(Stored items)
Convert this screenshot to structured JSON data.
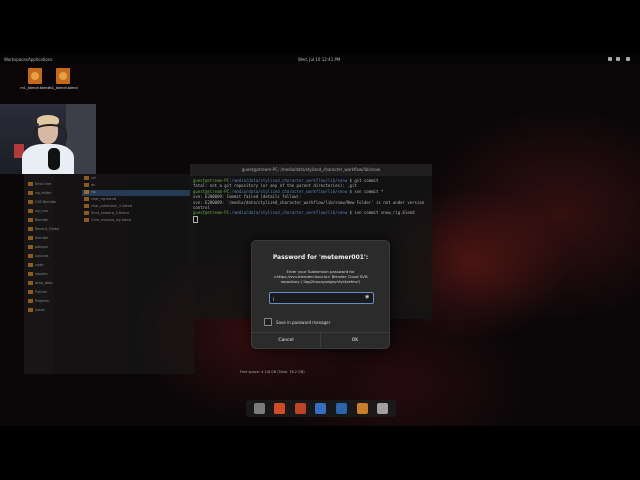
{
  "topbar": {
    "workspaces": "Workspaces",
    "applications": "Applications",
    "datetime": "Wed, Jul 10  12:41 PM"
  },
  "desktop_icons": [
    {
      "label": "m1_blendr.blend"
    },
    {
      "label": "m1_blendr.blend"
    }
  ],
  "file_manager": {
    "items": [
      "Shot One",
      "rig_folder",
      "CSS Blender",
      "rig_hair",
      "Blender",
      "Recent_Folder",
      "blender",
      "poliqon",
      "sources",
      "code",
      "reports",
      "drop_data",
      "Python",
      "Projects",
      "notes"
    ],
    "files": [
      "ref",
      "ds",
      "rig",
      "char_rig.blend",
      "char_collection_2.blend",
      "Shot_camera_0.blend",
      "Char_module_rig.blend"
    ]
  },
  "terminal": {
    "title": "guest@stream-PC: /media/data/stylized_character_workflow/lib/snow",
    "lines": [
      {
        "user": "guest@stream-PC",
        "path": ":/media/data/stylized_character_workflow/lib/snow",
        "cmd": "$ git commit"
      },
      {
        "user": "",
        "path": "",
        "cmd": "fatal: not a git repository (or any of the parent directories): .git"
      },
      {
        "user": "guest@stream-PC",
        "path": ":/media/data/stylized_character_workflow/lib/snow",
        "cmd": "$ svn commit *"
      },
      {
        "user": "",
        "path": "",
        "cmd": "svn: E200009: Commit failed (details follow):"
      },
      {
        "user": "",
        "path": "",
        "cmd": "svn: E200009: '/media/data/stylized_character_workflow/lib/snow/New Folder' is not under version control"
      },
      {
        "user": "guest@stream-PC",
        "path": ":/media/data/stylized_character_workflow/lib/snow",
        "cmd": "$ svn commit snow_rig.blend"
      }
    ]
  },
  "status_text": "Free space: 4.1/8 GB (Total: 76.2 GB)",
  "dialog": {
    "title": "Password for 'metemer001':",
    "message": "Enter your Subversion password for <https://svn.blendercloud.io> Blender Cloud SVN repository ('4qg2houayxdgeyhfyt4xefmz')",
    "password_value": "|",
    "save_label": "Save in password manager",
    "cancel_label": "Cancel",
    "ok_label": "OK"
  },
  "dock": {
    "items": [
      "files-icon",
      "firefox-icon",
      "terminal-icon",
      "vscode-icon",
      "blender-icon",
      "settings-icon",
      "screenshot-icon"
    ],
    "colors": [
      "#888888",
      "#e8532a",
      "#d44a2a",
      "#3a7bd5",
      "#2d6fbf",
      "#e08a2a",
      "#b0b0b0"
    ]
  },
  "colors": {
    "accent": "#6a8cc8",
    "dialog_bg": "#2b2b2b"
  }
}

- [Direction]: Quote the records above in full, dropping each picture.

- [Finished exercise]:
Convert this screenshot to structured JSON data.
{
  "topbar": {
    "workspaces": "Workspaces",
    "applications": "Applications",
    "datetime": "Wed, Jul 10  12:41 PM"
  },
  "desktop_icons": [
    {
      "label": "m1_blendr.blend"
    },
    {
      "label": "m1_blendr.blend"
    }
  ],
  "file_manager": {
    "items": [
      "Shot One",
      "rig_folder",
      "CSS Blender",
      "rig_hair",
      "Blender",
      "Recent_Folder",
      "blender",
      "poliqon",
      "sources",
      "code",
      "reports",
      "drop_data",
      "Python",
      "Projects",
      "notes"
    ],
    "files": [
      "ref",
      "ds",
      "rig",
      "char_rig.blend",
      "char_collection_2.blend",
      "Shot_camera_0.blend",
      "Char_module_rig.blend"
    ]
  },
  "terminal": {
    "title": "guest@stream-PC: /media/data/stylized_character_workflow/lib/snow",
    "lines": [
      {
        "user": "guest@stream-PC",
        "path": ":/media/data/stylized_character_workflow/lib/snow",
        "cmd": "$ git commit"
      },
      {
        "user": "",
        "path": "",
        "cmd": "fatal: not a git repository (or any of the parent directories): .git"
      },
      {
        "user": "guest@stream-PC",
        "path": ":/media/data/stylized_character_workflow/lib/snow",
        "cmd": "$ svn commit *"
      },
      {
        "user": "",
        "path": "",
        "cmd": "svn: E200009: Commit failed (details follow):"
      },
      {
        "user": "",
        "path": "",
        "cmd": "svn: E200009: '/media/data/stylized_character_workflow/lib/snow/New Folder' is not under version control"
      },
      {
        "user": "guest@stream-PC",
        "path": ":/media/data/stylized_character_workflow/lib/snow",
        "cmd": "$ svn commit snow_rig.blend"
      }
    ]
  },
  "status_text": "Free space: 4.1/8 GB (Total: 76.2 GB)",
  "dialog": {
    "title": "Password for 'metemer001':",
    "message": "Enter your Subversion password for <https://svn.blendercloud.io> Blender Cloud SVN repository ('4qg2houayxdgeyhfyt4xefmz')",
    "password_value": "|",
    "save_label": "Save in password manager",
    "cancel_label": "Cancel",
    "ok_label": "OK"
  },
  "dock": {
    "items": [
      "files-icon",
      "firefox-icon",
      "terminal-icon",
      "vscode-icon",
      "blender-icon",
      "settings-icon",
      "screenshot-icon"
    ],
    "colors": [
      "#888888",
      "#e8532a",
      "#d44a2a",
      "#3a7bd5",
      "#2d6fbf",
      "#e08a2a",
      "#b0b0b0"
    ]
  },
  "colors": {
    "accent": "#6a8cc8",
    "dialog_bg": "#2b2b2b"
  }
}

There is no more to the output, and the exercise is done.